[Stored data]

- - -

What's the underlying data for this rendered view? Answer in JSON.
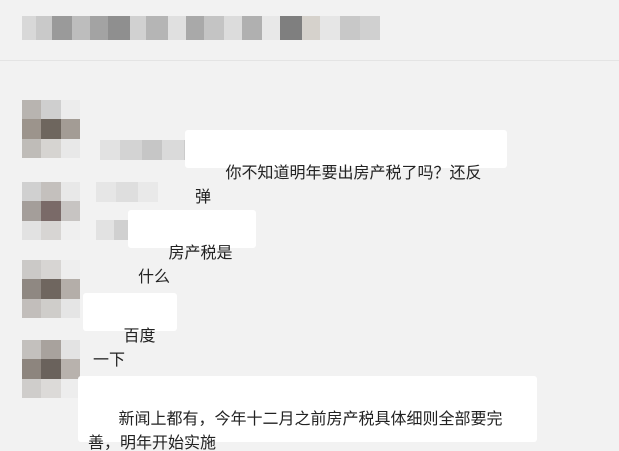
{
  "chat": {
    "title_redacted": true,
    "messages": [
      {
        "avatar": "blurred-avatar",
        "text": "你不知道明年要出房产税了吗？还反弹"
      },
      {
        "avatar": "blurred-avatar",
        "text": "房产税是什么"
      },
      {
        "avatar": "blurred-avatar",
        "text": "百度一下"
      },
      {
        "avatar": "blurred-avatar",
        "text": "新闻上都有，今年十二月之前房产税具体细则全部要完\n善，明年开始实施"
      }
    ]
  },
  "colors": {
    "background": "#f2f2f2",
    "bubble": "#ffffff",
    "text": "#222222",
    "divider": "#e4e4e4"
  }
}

- - -

◆ TASK OBJECTIVE ◆
Give back all entries exactly. No pictures belong in the copy.

◆ OUTPUT BELOW ◆
What's the underlying data for this rendered view? Answer in JSON.
{
  "chat": {
    "title_redacted": true,
    "messages": [
      {
        "avatar": "blurred-avatar",
        "text": "你不知道明年要出房产税了吗？还反弹"
      },
      {
        "avatar": "blurred-avatar",
        "text": "房产税是什么"
      },
      {
        "avatar": "blurred-avatar",
        "text": "百度一下"
      },
      {
        "avatar": "blurred-avatar",
        "text": "新闻上都有，今年十二月之前房产税具体细则全部要完\n善，明年开始实施"
      }
    ]
  },
  "colors": {
    "background": "#f2f2f2",
    "bubble": "#ffffff",
    "text": "#222222",
    "divider": "#e4e4e4"
  }
}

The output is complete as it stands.